◆ **Data records**
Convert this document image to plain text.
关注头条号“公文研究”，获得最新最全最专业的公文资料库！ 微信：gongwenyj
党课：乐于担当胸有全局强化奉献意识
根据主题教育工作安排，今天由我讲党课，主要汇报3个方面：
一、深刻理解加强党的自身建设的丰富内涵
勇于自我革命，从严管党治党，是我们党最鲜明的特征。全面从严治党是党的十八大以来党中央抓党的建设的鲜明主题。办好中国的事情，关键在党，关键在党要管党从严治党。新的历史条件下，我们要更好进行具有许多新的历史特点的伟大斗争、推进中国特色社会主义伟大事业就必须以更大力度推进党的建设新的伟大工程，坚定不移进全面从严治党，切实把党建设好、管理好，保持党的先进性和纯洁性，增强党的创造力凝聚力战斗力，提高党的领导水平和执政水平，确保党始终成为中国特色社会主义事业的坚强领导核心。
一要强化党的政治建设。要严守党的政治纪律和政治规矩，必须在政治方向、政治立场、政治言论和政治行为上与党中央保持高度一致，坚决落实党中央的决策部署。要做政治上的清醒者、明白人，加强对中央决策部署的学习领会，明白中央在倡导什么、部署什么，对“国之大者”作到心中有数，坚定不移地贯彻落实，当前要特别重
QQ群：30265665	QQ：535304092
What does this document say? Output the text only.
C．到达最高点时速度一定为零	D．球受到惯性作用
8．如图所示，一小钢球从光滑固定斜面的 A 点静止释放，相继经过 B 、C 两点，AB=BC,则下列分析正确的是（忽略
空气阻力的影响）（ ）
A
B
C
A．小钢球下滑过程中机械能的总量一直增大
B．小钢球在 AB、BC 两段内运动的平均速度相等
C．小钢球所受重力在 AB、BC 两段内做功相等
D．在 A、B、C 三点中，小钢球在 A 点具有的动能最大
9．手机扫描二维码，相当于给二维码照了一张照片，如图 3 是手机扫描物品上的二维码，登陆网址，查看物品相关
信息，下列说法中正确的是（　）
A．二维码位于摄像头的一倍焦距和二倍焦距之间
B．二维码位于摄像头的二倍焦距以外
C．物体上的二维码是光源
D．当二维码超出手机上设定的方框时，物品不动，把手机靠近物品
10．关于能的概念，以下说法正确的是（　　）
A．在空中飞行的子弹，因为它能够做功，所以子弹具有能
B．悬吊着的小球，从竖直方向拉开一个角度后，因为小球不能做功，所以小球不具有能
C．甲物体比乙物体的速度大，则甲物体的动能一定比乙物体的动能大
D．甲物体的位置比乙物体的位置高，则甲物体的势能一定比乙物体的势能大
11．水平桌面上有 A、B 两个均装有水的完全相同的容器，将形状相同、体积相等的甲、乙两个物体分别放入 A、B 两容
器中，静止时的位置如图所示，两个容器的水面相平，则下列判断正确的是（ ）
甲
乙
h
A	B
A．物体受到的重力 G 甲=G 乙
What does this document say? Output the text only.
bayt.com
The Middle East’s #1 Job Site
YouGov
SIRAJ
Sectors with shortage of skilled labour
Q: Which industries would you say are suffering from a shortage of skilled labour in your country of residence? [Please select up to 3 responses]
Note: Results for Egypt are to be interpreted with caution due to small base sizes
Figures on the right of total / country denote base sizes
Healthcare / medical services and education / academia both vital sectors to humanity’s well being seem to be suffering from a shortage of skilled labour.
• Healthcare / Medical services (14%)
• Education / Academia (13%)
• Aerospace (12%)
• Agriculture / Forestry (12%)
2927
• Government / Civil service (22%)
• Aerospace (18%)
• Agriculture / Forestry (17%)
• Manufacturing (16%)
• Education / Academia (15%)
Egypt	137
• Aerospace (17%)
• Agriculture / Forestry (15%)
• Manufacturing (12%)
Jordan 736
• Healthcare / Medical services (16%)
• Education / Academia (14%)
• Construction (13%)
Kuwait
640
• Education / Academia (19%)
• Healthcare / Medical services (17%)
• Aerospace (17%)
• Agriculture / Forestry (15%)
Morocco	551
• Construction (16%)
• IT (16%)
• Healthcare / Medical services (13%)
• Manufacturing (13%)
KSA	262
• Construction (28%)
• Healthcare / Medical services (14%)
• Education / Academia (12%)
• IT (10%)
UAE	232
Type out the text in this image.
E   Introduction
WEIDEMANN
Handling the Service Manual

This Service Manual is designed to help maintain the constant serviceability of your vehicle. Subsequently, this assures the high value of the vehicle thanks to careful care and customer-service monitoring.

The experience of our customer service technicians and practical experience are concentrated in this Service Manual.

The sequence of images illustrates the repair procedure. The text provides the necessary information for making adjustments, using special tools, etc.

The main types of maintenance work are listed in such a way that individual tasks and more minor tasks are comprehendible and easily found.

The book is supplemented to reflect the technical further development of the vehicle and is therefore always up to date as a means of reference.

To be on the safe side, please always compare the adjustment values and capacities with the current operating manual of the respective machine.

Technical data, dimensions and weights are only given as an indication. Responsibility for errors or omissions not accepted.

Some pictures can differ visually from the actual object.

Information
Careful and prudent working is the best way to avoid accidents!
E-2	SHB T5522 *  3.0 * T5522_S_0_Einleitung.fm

◆ **Given task**
In the records above, how many lines contain the string "Manufacturing"? State that number only.

◆ **Task result**
3